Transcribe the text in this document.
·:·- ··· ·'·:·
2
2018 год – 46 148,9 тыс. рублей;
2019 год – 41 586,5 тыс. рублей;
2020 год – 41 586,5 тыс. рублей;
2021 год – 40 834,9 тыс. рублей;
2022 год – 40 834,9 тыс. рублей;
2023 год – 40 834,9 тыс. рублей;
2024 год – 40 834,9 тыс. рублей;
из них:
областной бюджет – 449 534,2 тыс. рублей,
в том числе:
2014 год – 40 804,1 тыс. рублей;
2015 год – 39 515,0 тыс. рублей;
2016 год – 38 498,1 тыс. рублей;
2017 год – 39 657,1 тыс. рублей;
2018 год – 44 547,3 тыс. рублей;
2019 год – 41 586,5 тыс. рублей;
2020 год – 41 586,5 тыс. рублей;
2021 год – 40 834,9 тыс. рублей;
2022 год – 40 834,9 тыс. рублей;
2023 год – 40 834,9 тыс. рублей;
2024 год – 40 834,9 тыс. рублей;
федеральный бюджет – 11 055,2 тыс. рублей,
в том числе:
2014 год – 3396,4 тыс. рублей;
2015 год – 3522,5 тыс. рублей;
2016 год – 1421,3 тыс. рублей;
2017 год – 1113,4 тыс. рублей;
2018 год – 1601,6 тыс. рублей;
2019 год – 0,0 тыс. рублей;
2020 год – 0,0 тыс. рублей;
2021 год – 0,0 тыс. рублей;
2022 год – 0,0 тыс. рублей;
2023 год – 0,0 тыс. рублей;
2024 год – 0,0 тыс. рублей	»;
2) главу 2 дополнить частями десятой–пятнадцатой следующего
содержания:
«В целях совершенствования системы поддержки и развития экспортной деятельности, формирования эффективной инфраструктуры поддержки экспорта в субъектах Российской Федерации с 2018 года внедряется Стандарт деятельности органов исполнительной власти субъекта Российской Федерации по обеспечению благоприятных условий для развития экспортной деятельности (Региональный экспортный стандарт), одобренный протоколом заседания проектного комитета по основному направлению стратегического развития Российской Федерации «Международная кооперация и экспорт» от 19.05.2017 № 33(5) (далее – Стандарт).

WHAT TO DO> All of the material must be reproduced exactly.

SOLUTION TO THE EXERCISE>
Transcribe the text in this document.
·:·- ··· ·'·:·
2
2018 год – 46 148,9 тыс. рублей;
2019 год – 41 586,5 тыс. рублей;
2020 год – 41 586,5 тыс. рублей;
2021 год – 40 834,9 тыс. рублей;
2022 год – 40 834,9 тыс. рублей;
2023 год – 40 834,9 тыс. рублей;
2024 год – 40 834,9 тыс. рублей;
из них:
областной бюджет – 449 534,2 тыс. рублей,
в том числе:
2014 год – 40 804,1 тыс. рублей;
2015 год – 39 515,0 тыс. рублей;
2016 год – 38 498,1 тыс. рублей;
2017 год – 39 657,1 тыс. рублей;
2018 год – 44 547,3 тыс. рублей;
2019 год – 41 586,5 тыс. рублей;
2020 год – 41 586,5 тыс. рублей;
2021 год – 40 834,9 тыс. рублей;
2022 год – 40 834,9 тыс. рублей;
2023 год – 40 834,9 тыс. рублей;
2024 год – 40 834,9 тыс. рублей;
федеральный бюджет – 11 055,2 тыс. рублей,
в том числе:
2014 год – 3396,4 тыс. рублей;
2015 год – 3522,5 тыс. рублей;
2016 год – 1421,3 тыс. рублей;
2017 год – 1113,4 тыс. рублей;
2018 год – 1601,6 тыс. рублей;
2019 год – 0,0 тыс. рублей;
2020 год – 0,0 тыс. рублей;
2021 год – 0,0 тыс. рублей;
2022 год – 0,0 тыс. рублей;
2023 год – 0,0 тыс. рублей;
2024 год – 0,0 тыс. рублей	»;
2) главу 2 дополнить частями десятой–пятнадцатой следующего
содержания:
«В целях совершенствования системы поддержки и развития экспортной деятельности, формирования эффективной инфраструктуры поддержки экспорта в субъектах Российской Федерации с 2018 года внедряется Стандарт деятельности органов исполнительной власти субъекта Российской Федерации по обеспечению благоприятных условий для развития экспортной деятельности (Региональный экспортный стандарт), одобренный протоколом заседания проектного комитета по основному направлению стратегического развития Российской Федерации «Международная кооперация и экспорт» от 19.05.2017 № 33(5) (далее – Стандарт).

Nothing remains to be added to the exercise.